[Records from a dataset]
=====
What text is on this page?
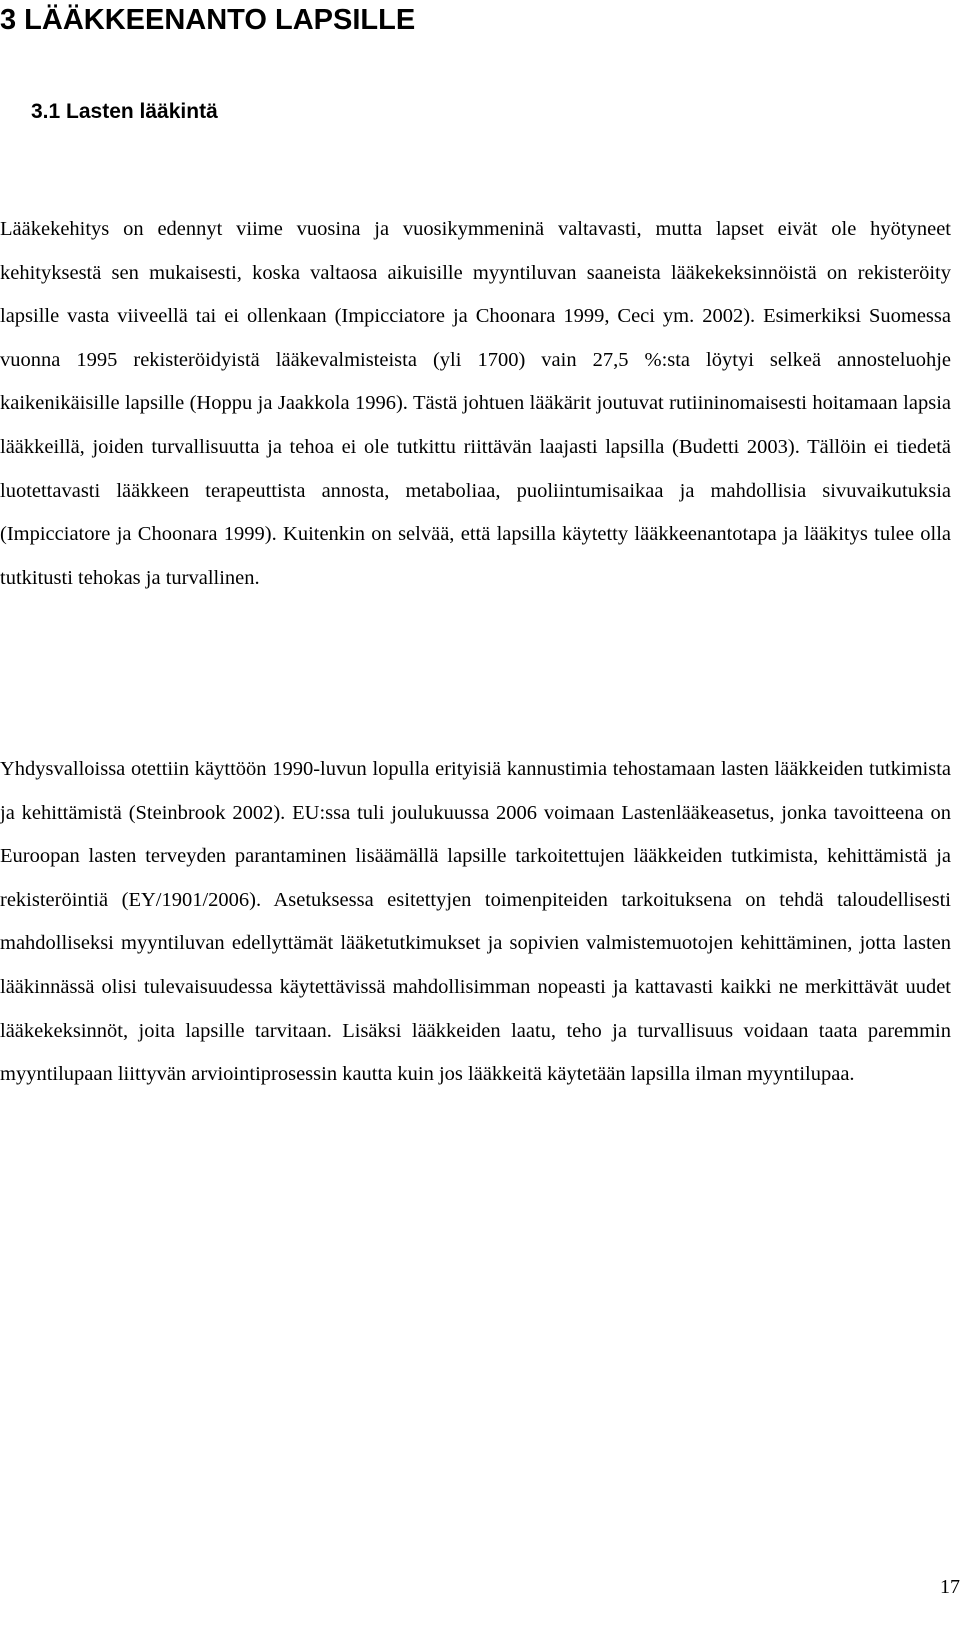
3 LÄÄKKEENANTO LAPSILLE
3.1 Lasten lääkintä

Lääkekehitys on edennyt viime vuosina ja vuosikymmeninä valtavasti, mutta lapset eivät ole hyötyneet kehityksestä sen mukaisesti, koska valtaosa aikuisille myyntiluvan saaneista lääkekeksinnöistä on rekisteröity lapsille vasta viiveellä tai ei ollenkaan (Impicciatore ja Choonara 1999, Ceci ym. 2002). Esimerkiksi Suomessa vuonna 1995 rekisteröidyistä lääkevalmisteista (yli 1700) vain 27,5 %:sta löytyi selkeä annosteluohje kaikenikäisille lapsille (Hoppu ja Jaakkola 1996). Tästä johtuen lääkärit joutuvat rutiininomaisesti hoitamaan lapsia lääkkeillä, joiden turvallisuutta ja tehoa ei ole tutkittu riittävän laajasti lapsilla (Budetti 2003). Tällöin ei tiedetä luotettavasti lääkkeen terapeuttista annosta, metaboliaa, puoliintumisaikaa ja mahdollisia sivuvaikutuksia (Impicciatore ja Choonara 1999). Kuitenkin on selvää, että lapsilla käytetty lääkkeenantotapa ja lääkitys tulee olla tutkitusti tehokas ja turvallinen.

Yhdysvalloissa otettiin käyttöön 1990-luvun lopulla erityisiä kannustimia tehostamaan lasten lääkkeiden tutkimista ja kehittämistä (Steinbrook 2002). EU:ssa tuli joulukuussa 2006 voimaan Lastenlääkeasetus, jonka tavoitteena on Euroopan lasten terveyden parantaminen lisäämällä lapsille tarkoitettujen lääkkeiden tutkimista, kehittämistä ja rekisteröintiä (EY/1901/2006). Asetuksessa esitettyjen toimenpiteiden tarkoituksena on tehdä taloudellisesti mahdolliseksi myyntiluvan edellyttämät lääketutkimukset ja sopivien valmistemuotojen kehittäminen, jotta lasten lääkinnässä olisi tulevaisuudessa käytettävissä mahdollisimman nopeasti ja kattavasti kaikki ne merkittävät uudet lääkekeksinnöt, joita lapsille tarvitaan. Lisäksi lääkkeiden laatu, teho ja turvallisuus voidaan taata paremmin myyntilupaan liittyvän arviointiprosessin kautta kuin jos lääkkeitä käytetään lapsilla ilman myyntilupaa.

17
=====
• **WHAT TO DO**
Omit the pictures, and quote the material above exactly as given.

• **ANSWER TO THIS PROBLEM**
What text is on this page?
3 LÄÄKKEENANTO LAPSILLE
3.1 Lasten lääkintä

Lääkekehitys on edennyt viime vuosina ja vuosikymmeninä valtavasti, mutta lapset eivät ole hyötyneet kehityksestä sen mukaisesti, koska valtaosa aikuisille myyntiluvan saaneista lääkekeksinnöistä on rekisteröity lapsille vasta viiveellä tai ei ollenkaan (Impicciatore ja Choonara 1999, Ceci ym. 2002). Esimerkiksi Suomessa vuonna 1995 rekisteröidyistä lääkevalmisteista (yli 1700) vain 27,5 %:sta löytyi selkeä annosteluohje kaikenikäisille lapsille (Hoppu ja Jaakkola 1996). Tästä johtuen lääkärit joutuvat rutiininomaisesti hoitamaan lapsia lääkkeillä, joiden turvallisuutta ja tehoa ei ole tutkittu riittävän laajasti lapsilla (Budetti 2003). Tällöin ei tiedetä luotettavasti lääkkeen terapeuttista annosta, metaboliaa, puoliintumisaikaa ja mahdollisia sivuvaikutuksia (Impicciatore ja Choonara 1999). Kuitenkin on selvää, että lapsilla käytetty lääkkeenantotapa ja lääkitys tulee olla tutkitusti tehokas ja turvallinen.

Yhdysvalloissa otettiin käyttöön 1990-luvun lopulla erityisiä kannustimia tehostamaan lasten lääkkeiden tutkimista ja kehittämistä (Steinbrook 2002). EU:ssa tuli joulukuussa 2006 voimaan Lastenlääkeasetus, jonka tavoitteena on Euroopan lasten terveyden parantaminen lisäämällä lapsille tarkoitettujen lääkkeiden tutkimista, kehittämistä ja rekisteröintiä (EY/1901/2006). Asetuksessa esitettyjen toimenpiteiden tarkoituksena on tehdä taloudellisesti mahdolliseksi myyntiluvan edellyttämät lääketutkimukset ja sopivien valmistemuotojen kehittäminen, jotta lasten lääkinnässä olisi tulevaisuudessa käytettävissä mahdollisimman nopeasti ja kattavasti kaikki ne merkittävät uudet lääkekeksinnöt, joita lapsille tarvitaan. Lisäksi lääkkeiden laatu, teho ja turvallisuus voidaan taata paremmin myyntilupaan liittyvän arviointiprosessin kautta kuin jos lääkkeitä käytetään lapsilla ilman myyntilupaa.

17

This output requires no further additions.